> **DIRECTION**:
Write out each line from the data below that includes the word "document".

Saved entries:

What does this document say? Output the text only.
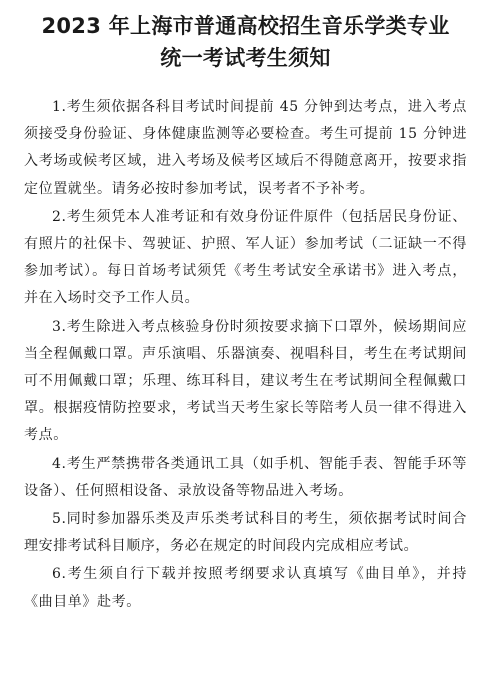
2023 年上海市普通高校招生音乐学类专业
统一考试考生须知

1.考生须依据各科目考试时间提前 45 分钟到达考点，进入考点须接受身份验证、身体健康监测等必要检查。考生可提前 15 分钟进入考场或候考区域，进入考场及候考区域后不得随意离开，按要求指定位置就坐。请务必按时参加考试，误考者不予补考。

2.考生须凭本人准考证和有效身份证件原件（包括居民身份证、有照片的社保卡、驾驶证、护照、军人证）参加考试（二证缺一不得参加考试）。每日首场考试须凭《考生考试安全承诺书》进入考点，并在入场时交予工作人员。

3.考生除进入考点核验身份时须按要求摘下口罩外，候场期间应当全程佩戴口罩。声乐演唱、乐器演奏、视唱科目，考生在考试期间可不用佩戴口罩；乐理、练耳科目，建议考生在考试期间全程佩戴口罩。根据疫情防控要求，考试当天考生家长等陪考人员一律不得进入考点。

4.考生严禁携带各类通讯工具（如手机、智能手表、智能手环等设备）、任何照相设备、录放设备等物品进入考场。

5.同时参加器乐类及声乐类考试科目的考生，须依据考试时间合理安排考试科目顺序，务必在规定的时间段内完成相应考试。

6.考生须自行下载并按照考纲要求认真填写《曲目单》，并持《曲目单》赴考。
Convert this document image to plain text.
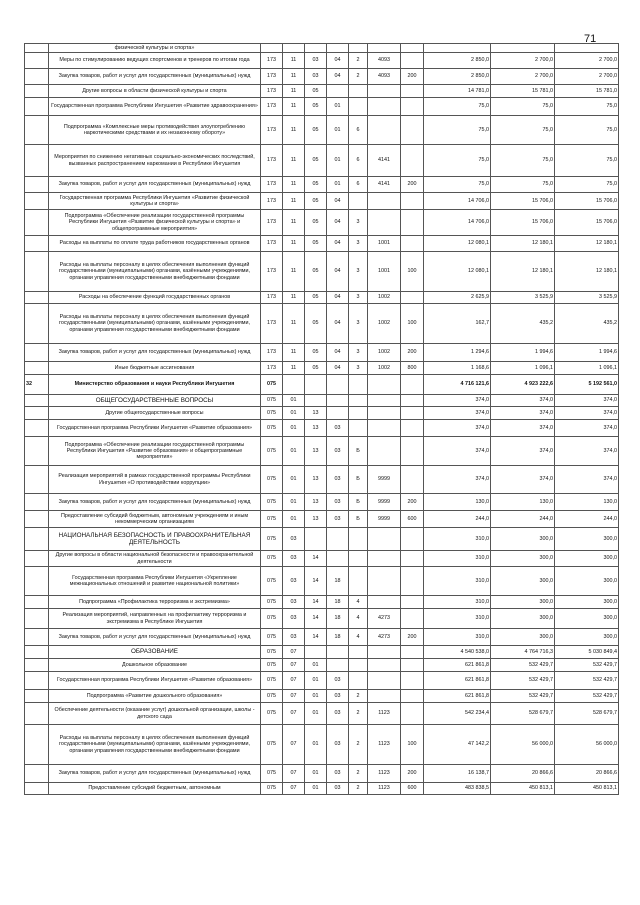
71
	физической культуры и спорта»										
	Меры по стимулированию ведущих спортсменов и тренеров по итогам года	173	11	03	04	2	4093		2 850,0	2 700,0	2 700,0
	Закупка товаров, работ и услуг для государственных (муниципальных) нужд	173	11	03	04	2	4093	200	2 850,0	2 700,0	2 700,0
	Другие вопросы в области физической культуры и спорта	173	11	05					14 781,0	15 781,0	15 781,0
	Государственная программа Республики Ингушетия «Развитие здравоохранения»	173	11	05	01				75,0	75,0	75,0
	Подпрограмма «Комплексные меры противодействия злоупотреблению наркотическими средствами и их незаконному обороту»	173	11	05	01	6			75,0	75,0	75,0
	Мероприятия по снижению негативных социально-экономических последствий, вызванных распространением наркомании в Республике Ингушетия	173	11	05	01	6	4141		75,0	75,0	75,0
	Закупка товаров, работ и услуг для государственных (муниципальных) нужд	173	11	05	01	6	4141	200	75,0	75,0	75,0
	Государственная программа Республики Ингушетия «Развитие физической культуры и спорта»	173	11	05	04				14 706,0	15 706,0	15 706,0
	Подпрограмма «Обеспечение реализации государственной программы Республики Ингушетия «Развитие физической культуры и спорта» и общепрограммные мероприятия»	173	11	05	04	3			14 706,0	15 706,0	15 706,0
	Расходы на выплаты по оплате труда работников государственных органов	173	11	05	04	3	1001		12 080,1	12 180,1	12 180,1
	Расходы на выплаты персоналу в целях обеспечения выполнения функций государственными (муниципальными) органами, казёнными учреждениями, органами управления государственными внебюджетными фондами	173	11	05	04	3	1001	100	12 080,1	12 180,1	12 180,1
	Расходы на обеспечение функций государственных органов	173	11	05	04	3	1002		2 625,9	3 525,9	3 525,9
	Расходы на выплаты персоналу в целях обеспечения выполнения функций государственными (муниципальными) органами, казёнными учреждениями, органами управления государственными внебюджетными фондами	173	11	05	04	3	1002	100	162,7	435,2	435,2
	Закупка товаров, работ и услуг для государственных (муниципальных) нужд	173	11	05	04	3	1002	200	1 294,6	1 994,6	1 994,6
	Иные бюджетные ассигнования	173	11	05	04	3	1002	800	1 168,6	1 096,1	1 096,1
32	Министерство образования и науки Республики Ингушетия	075							4 716 121,6	4 923 222,6	5 192 561,0
	ОБЩЕГОСУДАРСТВЕННЫЕ ВОПРОСЫ	075	01						374,0	374,0	374,0
	Другие общегосударственные вопросы	075	01	13					374,0	374,0	374,0
	Государственная программа Республики Ингушетия «Развитие образования»	075	01	13	03				374,0	374,0	374,0
	Подпрограмма «Обеспечение реализации государственной программы Республики Ингушетия «Развитие образования» и общепрограммные мероприятия»	075	01	13	03	Б			374,0	374,0	374,0
	Реализация мероприятий в рамках государственной программы Республики Ингушетия «О противодействии коррупции»	075	01	13	03	Б	9999		374,0	374,0	374,0
	Закупка товаров, работ и услуг для государственных (муниципальных) нужд	075	01	13	03	Б	9999	200	130,0	130,0	130,0
	Предоставление субсидий бюджетным, автономным учреждениям и иным некоммерческим организациям	075	01	13	03	Б	9999	600	244,0	244,0	244,0
	НАЦИОНАЛЬНАЯ БЕЗОПАСНОСТЬ И ПРАВООХРАНИТЕЛЬНАЯ ДЕЯТЕЛЬНОСТЬ	075	03						310,0	300,0	300,0
	Другие вопросы в области национальной безопасности и правоохранительной деятельности	075	03	14					310,0	300,0	300,0
	Государственная программа Республики Ингушетия «Укрепление межнациональных отношений и развитие национальной политики»	075	03	14	18				310,0	300,0	300,0
	Подпрограмма «Профилактика терроризма и экстремизма»	075	03	14	18	4			310,0	300,0	300,0
	Реализация мероприятий, направленных на профилактику терроризма и экстремизма в Республике Ингушетия	075	03	14	18	4	4273		310,0	300,0	300,0
	Закупка товаров, работ и услуг для государственных (муниципальных) нужд	075	03	14	18	4	4273	200	310,0	300,0	300,0
	ОБРАЗОВАНИЕ	075	07						4 540 538,0	4 764 716,3	5 030 849,4
	Дошкольное образование	075	07	01					621 861,8	532 429,7	532 429,7
	Государственная программа Республики Ингушетия «Развитие образования»	075	07	01	03				621 861,8	532 429,7	532 429,7
	Подпрограмма «Развитие дошкольного образования»	075	07	01	03	2			621 861,8	532 429,7	532 429,7
	Обеспечение деятельности (оказание услуг) дошкольной организации, школы - детского сада	075	07	01	03	2	1123		542 234,4	528 679,7	528 679,7
	Расходы на выплаты персоналу в целях обеспечения выполнения функций государственными (муниципальными) органами, казёнными учреждениями, органами управления государственными внебюджетными фондами	075	07	01	03	2	1123	100	47 142,2	56 000,0	56 000,0
	Закупка товаров, работ и услуг для государственных (муниципальных) нужд	075	07	01	03	2	1123	200	16 138,7	20 866,6	20 866,6
	Предоставление субсидий бюджетным, автономным	075	07	01	03	2	1123	600	483 838,5	450 813,1	450 813,1
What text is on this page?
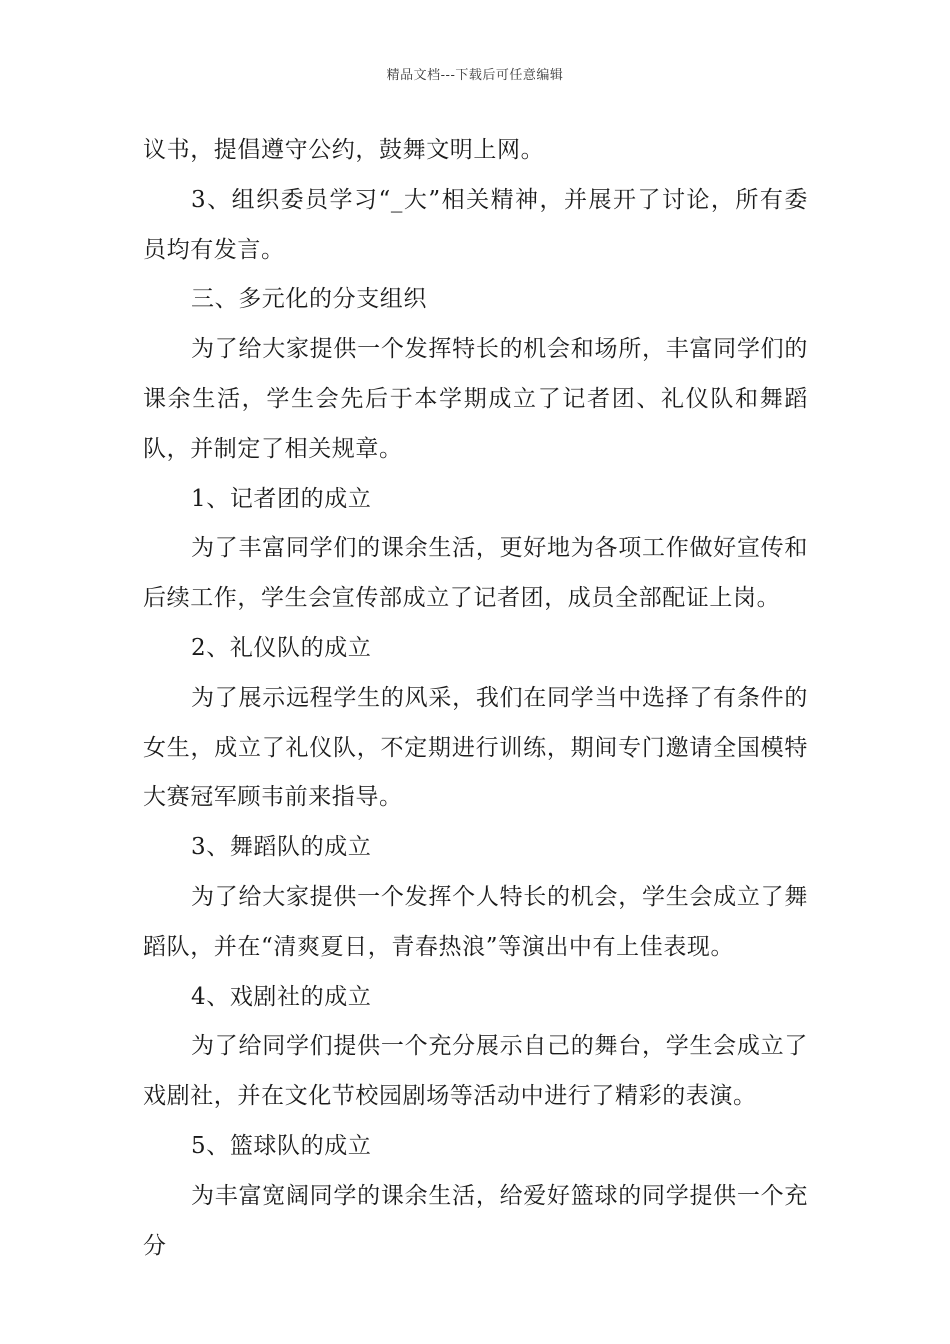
精品文档---下载后可任意编辑

议书，提倡遵守公约，鼓舞文明上网。

3、组织委员学习“_大”相关精神，并展开了讨论，所有委员均有发言。

三、多元化的分支组织

为了给大家提供一个发挥特长的机会和场所，丰富同学们的课余生活，学生会先后于本学期成立了记者团、礼仪队和舞蹈队，并制定了相关规章。

1、记者团的成立

为了丰富同学们的课余生活，更好地为各项工作做好宣传和后续工作，学生会宣传部成立了记者团，成员全部配证上岗。

2、礼仪队的成立

为了展示远程学生的风采，我们在同学当中选择了有条件的女生，成立了礼仪队，不定期进行训练，期间专门邀请全国模特大赛冠军顾韦前来指导。

3、舞蹈队的成立

为了给大家提供一个发挥个人特长的机会，学生会成立了舞蹈队，并在“清爽夏日，青春热浪”等演出中有上佳表现。

4、戏剧社的成立

为了给同学们提供一个充分展示自己的舞台，学生会成立了戏剧社，并在文化节校园剧场等活动中进行了精彩的表演。

5、篮球队的成立

为丰富宽阔同学的课余生活，给爱好篮球的同学提供一个充分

> **CORRECT RESPONSE**:
What does this document say? Output the text only.
Convert this document image to plain text.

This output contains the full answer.